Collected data
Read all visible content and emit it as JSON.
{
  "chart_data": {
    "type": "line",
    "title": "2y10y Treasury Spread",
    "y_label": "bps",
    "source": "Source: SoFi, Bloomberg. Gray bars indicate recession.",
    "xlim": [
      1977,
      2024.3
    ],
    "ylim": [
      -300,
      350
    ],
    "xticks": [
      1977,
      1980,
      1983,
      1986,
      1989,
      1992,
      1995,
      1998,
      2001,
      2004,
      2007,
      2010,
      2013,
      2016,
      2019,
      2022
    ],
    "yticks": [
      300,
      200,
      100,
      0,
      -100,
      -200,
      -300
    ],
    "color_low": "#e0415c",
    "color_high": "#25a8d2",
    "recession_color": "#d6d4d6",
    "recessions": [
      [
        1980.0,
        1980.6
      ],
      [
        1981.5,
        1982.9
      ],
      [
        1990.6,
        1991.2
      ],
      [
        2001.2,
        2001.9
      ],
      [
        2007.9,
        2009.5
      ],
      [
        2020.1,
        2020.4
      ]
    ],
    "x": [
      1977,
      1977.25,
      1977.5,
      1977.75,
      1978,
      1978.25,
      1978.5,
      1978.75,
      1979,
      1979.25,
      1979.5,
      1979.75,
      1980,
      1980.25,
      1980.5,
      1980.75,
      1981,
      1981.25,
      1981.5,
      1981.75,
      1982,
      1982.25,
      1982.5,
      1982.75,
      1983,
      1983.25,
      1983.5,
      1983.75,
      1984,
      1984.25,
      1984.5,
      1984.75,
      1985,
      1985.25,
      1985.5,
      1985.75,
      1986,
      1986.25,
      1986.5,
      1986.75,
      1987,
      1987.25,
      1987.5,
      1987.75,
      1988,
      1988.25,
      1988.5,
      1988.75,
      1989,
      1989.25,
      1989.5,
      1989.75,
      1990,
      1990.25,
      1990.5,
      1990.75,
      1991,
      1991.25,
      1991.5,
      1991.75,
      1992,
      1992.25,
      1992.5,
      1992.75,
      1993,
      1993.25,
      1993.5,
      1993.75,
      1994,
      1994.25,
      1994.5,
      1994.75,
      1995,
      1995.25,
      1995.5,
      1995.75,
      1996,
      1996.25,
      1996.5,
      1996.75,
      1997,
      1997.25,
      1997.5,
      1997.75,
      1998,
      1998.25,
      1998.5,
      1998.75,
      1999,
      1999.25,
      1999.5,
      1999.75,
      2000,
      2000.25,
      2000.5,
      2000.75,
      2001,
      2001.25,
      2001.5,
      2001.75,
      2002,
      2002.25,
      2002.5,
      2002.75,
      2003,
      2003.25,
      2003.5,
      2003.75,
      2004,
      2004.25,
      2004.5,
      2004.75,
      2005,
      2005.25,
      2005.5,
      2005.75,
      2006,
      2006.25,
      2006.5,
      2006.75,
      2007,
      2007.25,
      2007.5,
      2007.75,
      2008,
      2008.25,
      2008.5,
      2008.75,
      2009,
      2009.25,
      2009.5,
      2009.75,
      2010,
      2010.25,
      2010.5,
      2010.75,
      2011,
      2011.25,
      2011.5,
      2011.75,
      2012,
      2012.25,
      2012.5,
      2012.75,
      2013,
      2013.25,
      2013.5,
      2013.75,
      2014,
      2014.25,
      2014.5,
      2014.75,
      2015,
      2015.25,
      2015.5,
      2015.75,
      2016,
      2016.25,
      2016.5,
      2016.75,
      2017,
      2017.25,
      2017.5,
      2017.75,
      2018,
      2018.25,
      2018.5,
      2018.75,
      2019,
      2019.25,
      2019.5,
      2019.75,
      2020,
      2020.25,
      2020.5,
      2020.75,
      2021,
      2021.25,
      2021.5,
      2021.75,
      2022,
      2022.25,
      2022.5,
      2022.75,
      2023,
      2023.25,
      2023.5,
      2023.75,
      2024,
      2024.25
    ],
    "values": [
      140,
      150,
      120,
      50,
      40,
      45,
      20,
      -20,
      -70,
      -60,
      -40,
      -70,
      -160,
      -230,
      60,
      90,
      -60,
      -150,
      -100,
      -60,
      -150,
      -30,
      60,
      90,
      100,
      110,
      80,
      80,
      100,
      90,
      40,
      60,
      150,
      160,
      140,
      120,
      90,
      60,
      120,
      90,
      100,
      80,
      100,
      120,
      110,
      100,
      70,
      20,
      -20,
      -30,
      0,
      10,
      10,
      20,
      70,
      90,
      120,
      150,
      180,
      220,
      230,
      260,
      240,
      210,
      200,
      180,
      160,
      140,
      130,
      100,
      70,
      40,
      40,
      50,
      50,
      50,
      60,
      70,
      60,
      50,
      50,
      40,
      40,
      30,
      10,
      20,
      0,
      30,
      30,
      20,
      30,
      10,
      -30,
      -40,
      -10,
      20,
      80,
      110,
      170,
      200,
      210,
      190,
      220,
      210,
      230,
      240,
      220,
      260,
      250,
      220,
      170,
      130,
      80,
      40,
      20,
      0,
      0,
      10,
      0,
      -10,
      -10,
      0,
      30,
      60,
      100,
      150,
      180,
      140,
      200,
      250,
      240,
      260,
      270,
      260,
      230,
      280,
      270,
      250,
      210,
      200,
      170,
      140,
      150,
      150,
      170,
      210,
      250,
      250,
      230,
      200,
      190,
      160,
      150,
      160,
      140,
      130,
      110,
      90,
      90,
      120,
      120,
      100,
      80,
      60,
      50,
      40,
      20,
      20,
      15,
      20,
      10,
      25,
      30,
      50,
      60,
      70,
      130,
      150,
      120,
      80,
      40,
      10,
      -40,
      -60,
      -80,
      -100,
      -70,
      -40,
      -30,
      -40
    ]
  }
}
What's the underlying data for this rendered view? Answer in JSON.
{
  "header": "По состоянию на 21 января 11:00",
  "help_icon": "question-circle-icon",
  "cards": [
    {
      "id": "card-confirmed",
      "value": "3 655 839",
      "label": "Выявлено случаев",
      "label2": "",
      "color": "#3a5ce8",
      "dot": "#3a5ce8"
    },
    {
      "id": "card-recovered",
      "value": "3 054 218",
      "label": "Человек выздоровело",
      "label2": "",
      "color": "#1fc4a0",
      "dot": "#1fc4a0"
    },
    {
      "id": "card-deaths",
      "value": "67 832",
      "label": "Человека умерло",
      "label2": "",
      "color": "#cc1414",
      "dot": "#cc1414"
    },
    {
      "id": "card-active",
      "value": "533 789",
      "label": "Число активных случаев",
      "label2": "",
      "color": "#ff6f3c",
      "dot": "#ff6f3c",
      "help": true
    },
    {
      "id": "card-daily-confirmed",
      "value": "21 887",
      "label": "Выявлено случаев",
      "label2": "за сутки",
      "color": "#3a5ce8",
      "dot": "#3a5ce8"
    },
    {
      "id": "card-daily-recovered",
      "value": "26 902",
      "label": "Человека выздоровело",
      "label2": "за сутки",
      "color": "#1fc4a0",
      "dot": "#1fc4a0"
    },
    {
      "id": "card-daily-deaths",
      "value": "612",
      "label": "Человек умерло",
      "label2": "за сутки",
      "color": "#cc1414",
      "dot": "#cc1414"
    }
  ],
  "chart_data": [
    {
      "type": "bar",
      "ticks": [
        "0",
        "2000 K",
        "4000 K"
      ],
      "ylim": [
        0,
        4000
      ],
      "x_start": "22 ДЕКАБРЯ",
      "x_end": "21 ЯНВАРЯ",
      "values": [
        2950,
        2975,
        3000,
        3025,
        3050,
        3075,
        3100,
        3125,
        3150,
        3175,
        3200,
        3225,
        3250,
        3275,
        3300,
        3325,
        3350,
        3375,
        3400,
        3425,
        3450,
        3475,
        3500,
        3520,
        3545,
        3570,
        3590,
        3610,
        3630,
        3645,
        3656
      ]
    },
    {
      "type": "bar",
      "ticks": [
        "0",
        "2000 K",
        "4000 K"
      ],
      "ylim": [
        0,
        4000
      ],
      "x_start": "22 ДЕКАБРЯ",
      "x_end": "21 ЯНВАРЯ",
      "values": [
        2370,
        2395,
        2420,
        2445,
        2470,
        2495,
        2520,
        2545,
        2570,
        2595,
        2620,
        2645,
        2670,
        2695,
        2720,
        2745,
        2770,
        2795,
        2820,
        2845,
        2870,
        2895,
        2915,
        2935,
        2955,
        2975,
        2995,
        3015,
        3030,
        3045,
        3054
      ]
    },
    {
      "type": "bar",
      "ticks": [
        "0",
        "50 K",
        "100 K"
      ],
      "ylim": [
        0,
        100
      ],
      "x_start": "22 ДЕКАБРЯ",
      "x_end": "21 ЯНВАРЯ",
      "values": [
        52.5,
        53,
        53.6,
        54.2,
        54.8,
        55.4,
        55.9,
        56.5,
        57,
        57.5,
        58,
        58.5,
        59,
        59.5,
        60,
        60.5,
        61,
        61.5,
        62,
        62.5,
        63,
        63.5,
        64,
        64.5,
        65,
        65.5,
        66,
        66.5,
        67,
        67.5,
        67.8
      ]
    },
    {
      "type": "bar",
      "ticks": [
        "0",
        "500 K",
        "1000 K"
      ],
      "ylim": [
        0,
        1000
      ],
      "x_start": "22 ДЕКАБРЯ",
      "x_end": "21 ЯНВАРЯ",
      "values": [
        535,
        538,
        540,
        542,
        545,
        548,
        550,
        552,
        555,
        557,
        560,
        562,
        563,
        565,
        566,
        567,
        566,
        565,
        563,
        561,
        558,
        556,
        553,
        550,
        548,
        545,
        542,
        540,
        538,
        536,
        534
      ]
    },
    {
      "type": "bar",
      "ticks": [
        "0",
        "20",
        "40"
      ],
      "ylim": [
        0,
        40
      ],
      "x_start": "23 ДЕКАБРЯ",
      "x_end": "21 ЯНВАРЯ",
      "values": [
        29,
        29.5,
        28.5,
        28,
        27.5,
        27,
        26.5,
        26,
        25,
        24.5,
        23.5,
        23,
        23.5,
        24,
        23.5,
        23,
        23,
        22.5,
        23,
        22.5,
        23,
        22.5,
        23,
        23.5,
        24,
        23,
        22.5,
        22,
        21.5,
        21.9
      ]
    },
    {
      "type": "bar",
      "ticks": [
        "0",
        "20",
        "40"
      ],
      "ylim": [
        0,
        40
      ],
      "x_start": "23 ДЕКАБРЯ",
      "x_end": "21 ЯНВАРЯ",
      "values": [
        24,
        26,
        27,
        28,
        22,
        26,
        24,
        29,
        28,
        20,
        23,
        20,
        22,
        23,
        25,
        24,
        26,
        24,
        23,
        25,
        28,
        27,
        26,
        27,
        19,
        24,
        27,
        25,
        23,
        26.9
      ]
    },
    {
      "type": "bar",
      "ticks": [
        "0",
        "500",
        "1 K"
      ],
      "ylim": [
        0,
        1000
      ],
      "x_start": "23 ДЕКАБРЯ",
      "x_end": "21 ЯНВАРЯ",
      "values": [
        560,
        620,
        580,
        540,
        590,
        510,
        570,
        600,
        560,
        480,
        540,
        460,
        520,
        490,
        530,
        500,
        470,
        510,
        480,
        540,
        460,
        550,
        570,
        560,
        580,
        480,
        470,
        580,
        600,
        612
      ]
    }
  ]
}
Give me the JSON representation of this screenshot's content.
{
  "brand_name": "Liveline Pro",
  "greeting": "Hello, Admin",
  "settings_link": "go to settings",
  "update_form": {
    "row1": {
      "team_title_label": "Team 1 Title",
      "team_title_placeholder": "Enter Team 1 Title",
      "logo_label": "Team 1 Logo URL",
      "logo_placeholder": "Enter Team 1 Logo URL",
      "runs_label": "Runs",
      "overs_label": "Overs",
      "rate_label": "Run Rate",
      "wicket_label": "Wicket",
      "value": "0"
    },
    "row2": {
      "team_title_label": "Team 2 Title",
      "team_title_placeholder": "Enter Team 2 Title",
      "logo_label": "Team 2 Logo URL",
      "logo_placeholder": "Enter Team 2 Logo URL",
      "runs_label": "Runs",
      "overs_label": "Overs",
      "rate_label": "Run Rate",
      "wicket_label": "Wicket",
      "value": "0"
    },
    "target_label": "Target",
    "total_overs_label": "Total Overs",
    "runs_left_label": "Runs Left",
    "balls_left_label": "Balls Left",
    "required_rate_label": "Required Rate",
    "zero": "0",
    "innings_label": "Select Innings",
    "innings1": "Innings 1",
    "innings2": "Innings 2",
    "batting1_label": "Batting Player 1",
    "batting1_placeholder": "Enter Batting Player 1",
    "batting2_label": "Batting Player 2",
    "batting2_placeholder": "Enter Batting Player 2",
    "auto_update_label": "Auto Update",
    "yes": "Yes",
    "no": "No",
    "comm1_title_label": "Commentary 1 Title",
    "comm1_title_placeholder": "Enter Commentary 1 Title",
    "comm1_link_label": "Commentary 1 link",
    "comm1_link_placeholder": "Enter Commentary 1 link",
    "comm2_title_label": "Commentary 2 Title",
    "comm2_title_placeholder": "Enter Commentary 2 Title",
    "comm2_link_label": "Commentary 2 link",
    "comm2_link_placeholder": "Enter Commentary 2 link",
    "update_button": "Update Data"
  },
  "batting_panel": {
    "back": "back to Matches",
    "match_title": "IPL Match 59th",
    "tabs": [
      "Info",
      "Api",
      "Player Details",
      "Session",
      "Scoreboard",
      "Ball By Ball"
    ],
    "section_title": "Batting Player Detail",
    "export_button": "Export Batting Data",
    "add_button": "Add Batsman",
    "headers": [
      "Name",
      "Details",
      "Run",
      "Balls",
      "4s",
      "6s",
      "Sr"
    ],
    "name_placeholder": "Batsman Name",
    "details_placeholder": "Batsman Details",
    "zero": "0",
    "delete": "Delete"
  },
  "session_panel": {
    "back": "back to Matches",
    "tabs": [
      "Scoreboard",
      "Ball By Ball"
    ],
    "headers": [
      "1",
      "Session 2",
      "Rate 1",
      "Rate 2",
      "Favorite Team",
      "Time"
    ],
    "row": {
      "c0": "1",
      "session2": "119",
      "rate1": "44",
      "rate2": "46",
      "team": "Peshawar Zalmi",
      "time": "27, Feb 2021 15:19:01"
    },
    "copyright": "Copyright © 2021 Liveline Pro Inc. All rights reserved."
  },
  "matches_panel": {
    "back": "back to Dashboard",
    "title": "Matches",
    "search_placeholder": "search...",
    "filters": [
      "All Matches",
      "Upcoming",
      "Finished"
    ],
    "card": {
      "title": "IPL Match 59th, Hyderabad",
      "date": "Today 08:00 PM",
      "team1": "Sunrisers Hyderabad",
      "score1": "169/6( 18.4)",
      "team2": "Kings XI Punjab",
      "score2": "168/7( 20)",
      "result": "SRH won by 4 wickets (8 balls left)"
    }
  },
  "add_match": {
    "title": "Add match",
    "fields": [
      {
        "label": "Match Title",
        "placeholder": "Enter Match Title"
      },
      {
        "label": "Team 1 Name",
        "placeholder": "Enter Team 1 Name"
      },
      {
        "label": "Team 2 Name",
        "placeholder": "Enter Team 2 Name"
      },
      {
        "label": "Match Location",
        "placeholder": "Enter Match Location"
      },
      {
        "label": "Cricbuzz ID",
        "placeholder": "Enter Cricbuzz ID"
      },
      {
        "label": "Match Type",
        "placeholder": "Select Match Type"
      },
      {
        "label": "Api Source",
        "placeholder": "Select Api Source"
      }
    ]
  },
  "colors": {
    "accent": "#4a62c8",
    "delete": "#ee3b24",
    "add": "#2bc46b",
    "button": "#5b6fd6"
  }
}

- _Problem description_:
For the entries above, state how many lines contain the word "confirmed". Provide the number by itself.

- _Response for this exercise_:
2